TAREFAS A CUMPRIR >>
1. Liste todos os atores e atrizes do elenco mencionados no texto sobre o filme Polícia Federal.
2. Responda com base no texto sobre o filme Polícia Federal:
(a) Quem assina a direção do filme?
(b) Qual operação o delegado Ivan e sua equipe lideram?
(c) Com qual instituição a equipe trabalha em parceria?
3. Cite fielmente o trecho do texto sobre o filme Polícia Federal que começa em "POLÍCIA FEDERAL - A" e termina em "poderosos do país.".

TRECHO SELECIONADO >>
::::
POLÍCIA FEDERAL - A LEI É PARA TODOS
DIREÇÃO: Marcelo Antunez
ELENCO: Antonio Calloni, Marcelo Serrado, Flavia Alessandra, Ary Fontoura e Bruce Gomlevsky
O delegado Ivan e sua equipe
lideram as investigações da maior operação contra a corrupção da história do
Brasil: a Lava Jato. É exposto todo o trabalho dos mesmos, em parceria com o
Ministério Público, para desvendar os esquemas de pagamentos de propina
bilionários, podendo ir de encontro aos políticos mais poderosos do país.
Muito se prega que é bom ser
autêntico e sempre ter uma opinião formada sobre determinado assunto e jamais
ter medo de expô-la, mostrando que se é um cidadão que sempre fala o que pensa.
::::
DADOS REGISTRADOS >>

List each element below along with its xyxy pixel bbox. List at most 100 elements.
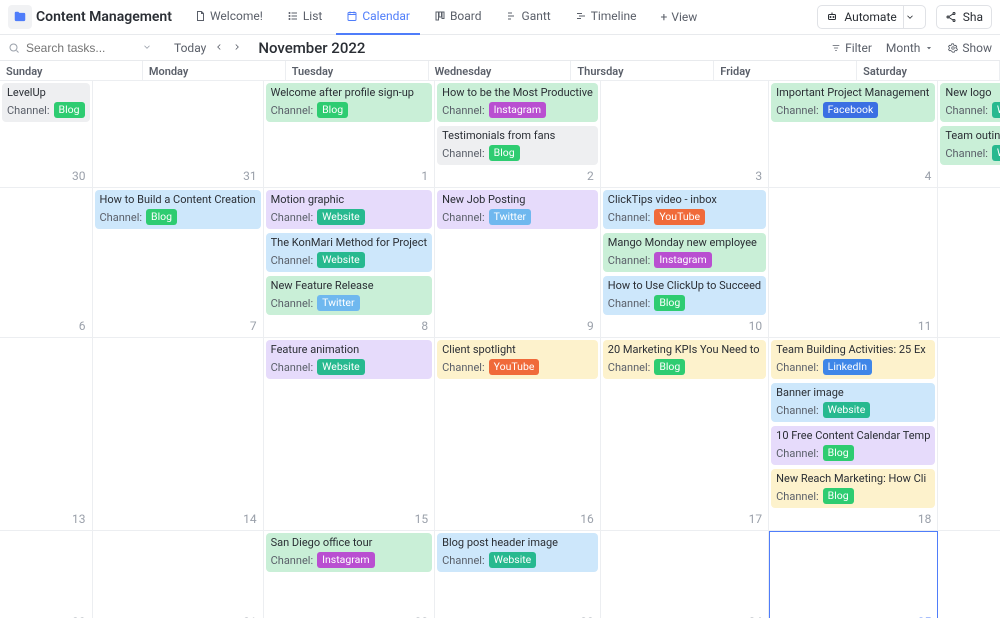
::::
RESPOSTAS EM ORDEM >>
1.
Antonio Calloni
Marcelo Serrado
Flavia Alessandra
Ary Fontoura
Bruce Gomlevsky

2.
(a) Marcelo Antunez.
(b) A Lava Jato.
(c) Com o Ministério Público.

3.
POLÍCIA FEDERAL - A LEI É PARA TODOS
DIREÇÃO: Marcelo Antunez
ELENCO: Antonio Calloni, Marcelo Serrado, Flavia Alessandra, Ary Fontoura e Bruce Gomlevsky
O delegado Ivan e sua equipe
lideram as investigações da maior operação contra a corrupção da história do
Brasil: a Lava Jato. É exposto todo o trabalho dos mesmos, em parceria com o
Ministério Público, para desvendar os esquemas de pagamentos de propina
bilionários, podendo ir de encontro aos políticos mais poderosos do país.